> [Problem statement] Print every line of the listing exactly, please.

> [Collected data entries]
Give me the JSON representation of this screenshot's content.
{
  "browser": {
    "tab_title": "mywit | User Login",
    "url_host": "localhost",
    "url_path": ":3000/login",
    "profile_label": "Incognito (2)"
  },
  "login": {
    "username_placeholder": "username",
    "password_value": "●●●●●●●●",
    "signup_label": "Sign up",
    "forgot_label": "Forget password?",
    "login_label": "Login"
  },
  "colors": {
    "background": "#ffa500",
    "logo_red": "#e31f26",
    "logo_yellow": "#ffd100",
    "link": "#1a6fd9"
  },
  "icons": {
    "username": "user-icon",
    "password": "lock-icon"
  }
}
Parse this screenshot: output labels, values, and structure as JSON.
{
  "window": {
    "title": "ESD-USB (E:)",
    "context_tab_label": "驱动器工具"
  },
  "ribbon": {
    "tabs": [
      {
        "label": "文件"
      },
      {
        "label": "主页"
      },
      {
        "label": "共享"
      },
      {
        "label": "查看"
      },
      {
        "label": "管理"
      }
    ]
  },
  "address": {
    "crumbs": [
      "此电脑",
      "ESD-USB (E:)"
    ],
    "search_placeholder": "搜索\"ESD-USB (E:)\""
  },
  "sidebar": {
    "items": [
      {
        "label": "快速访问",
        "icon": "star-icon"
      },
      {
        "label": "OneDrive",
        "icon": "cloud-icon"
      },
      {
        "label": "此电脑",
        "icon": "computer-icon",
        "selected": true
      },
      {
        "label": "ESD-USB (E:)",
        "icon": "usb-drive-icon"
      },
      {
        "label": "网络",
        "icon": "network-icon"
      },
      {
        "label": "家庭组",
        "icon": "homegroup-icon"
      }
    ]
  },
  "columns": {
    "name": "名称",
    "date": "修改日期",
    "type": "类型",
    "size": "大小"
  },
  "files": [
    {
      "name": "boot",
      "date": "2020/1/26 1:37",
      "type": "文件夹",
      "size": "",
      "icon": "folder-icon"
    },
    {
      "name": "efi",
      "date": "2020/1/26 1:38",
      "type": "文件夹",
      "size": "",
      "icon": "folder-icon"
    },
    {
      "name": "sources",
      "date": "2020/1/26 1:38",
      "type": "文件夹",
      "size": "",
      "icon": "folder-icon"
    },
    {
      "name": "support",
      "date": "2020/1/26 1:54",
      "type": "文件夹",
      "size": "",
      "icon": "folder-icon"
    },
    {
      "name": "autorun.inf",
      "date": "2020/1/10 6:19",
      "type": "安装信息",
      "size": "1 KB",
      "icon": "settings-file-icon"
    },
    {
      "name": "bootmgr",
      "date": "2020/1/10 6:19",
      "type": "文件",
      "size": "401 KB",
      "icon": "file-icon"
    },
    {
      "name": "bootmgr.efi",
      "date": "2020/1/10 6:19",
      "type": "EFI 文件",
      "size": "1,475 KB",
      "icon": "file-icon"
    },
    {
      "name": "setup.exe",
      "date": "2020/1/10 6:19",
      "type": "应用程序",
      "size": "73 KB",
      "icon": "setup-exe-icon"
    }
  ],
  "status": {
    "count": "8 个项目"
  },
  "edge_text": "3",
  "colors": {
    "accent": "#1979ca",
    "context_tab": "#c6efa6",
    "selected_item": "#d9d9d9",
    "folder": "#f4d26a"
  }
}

> [Solved problem]
Give me the JSON representation of this screenshot's content.
{
  "browser": {
    "tab_title": "mywit | User Login",
    "url_host": "localhost",
    "url_path": ":3000/login",
    "profile_label": "Incognito (2)"
  },
  "login": {
    "username_placeholder": "username",
    "password_value": "●●●●●●●●",
    "signup_label": "Sign up",
    "forgot_label": "Forget password?",
    "login_label": "Login"
  },
  "colors": {
    "background": "#ffa500",
    "logo_red": "#e31f26",
    "logo_yellow": "#ffd100",
    "link": "#1a6fd9"
  },
  "icons": {
    "username": "user-icon",
    "password": "lock-icon"
  }
}
Parse this screenshot: output labels, values, and structure as JSON.
{
  "window": {
    "title": "ESD-USB (E:)",
    "context_tab_label": "驱动器工具"
  },
  "ribbon": {
    "tabs": [
      {
        "label": "文件"
      },
      {
        "label": "主页"
      },
      {
        "label": "共享"
      },
      {
        "label": "查看"
      },
      {
        "label": "管理"
      }
    ]
  },
  "address": {
    "crumbs": [
      "此电脑",
      "ESD-USB (E:)"
    ],
    "search_placeholder": "搜索\"ESD-USB (E:)\""
  },
  "sidebar": {
    "items": [
      {
        "label": "快速访问",
        "icon": "star-icon"
      },
      {
        "label": "OneDrive",
        "icon": "cloud-icon"
      },
      {
        "label": "此电脑",
        "icon": "computer-icon",
        "selected": true
      },
      {
        "label": "ESD-USB (E:)",
        "icon": "usb-drive-icon"
      },
      {
        "label": "网络",
        "icon": "network-icon"
      },
      {
        "label": "家庭组",
        "icon": "homegroup-icon"
      }
    ]
  },
  "columns": {
    "name": "名称",
    "date": "修改日期",
    "type": "类型",
    "size": "大小"
  },
  "files": [
    {
      "name": "boot",
      "date": "2020/1/26 1:37",
      "type": "文件夹",
      "size": "",
      "icon": "folder-icon"
    },
    {
      "name": "efi",
      "date": "2020/1/26 1:38",
      "type": "文件夹",
      "size": "",
      "icon": "folder-icon"
    },
    {
      "name": "sources",
      "date": "2020/1/26 1:38",
      "type": "文件夹",
      "size": "",
      "icon": "folder-icon"
    },
    {
      "name": "support",
      "date": "2020/1/26 1:54",
      "type": "文件夹",
      "size": "",
      "icon": "folder-icon"
    },
    {
      "name": "autorun.inf",
      "date": "2020/1/10 6:19",
      "type": "安装信息",
      "size": "1 KB",
      "icon": "settings-file-icon"
    },
    {
      "name": "bootmgr",
      "date": "2020/1/10 6:19",
      "type": "文件",
      "size": "401 KB",
      "icon": "file-icon"
    },
    {
      "name": "bootmgr.efi",
      "date": "2020/1/10 6:19",
      "type": "EFI 文件",
      "size": "1,475 KB",
      "icon": "file-icon"
    },
    {
      "name": "setup.exe",
      "date": "2020/1/10 6:19",
      "type": "应用程序",
      "size": "73 KB",
      "icon": "setup-exe-icon"
    }
  ],
  "status": {
    "count": "8 个项目"
  },
  "edge_text": "3",
  "colors": {
    "accent": "#1979ca",
    "context_tab": "#c6efa6",
    "selected_item": "#d9d9d9",
    "folder": "#f4d26a"
  }
}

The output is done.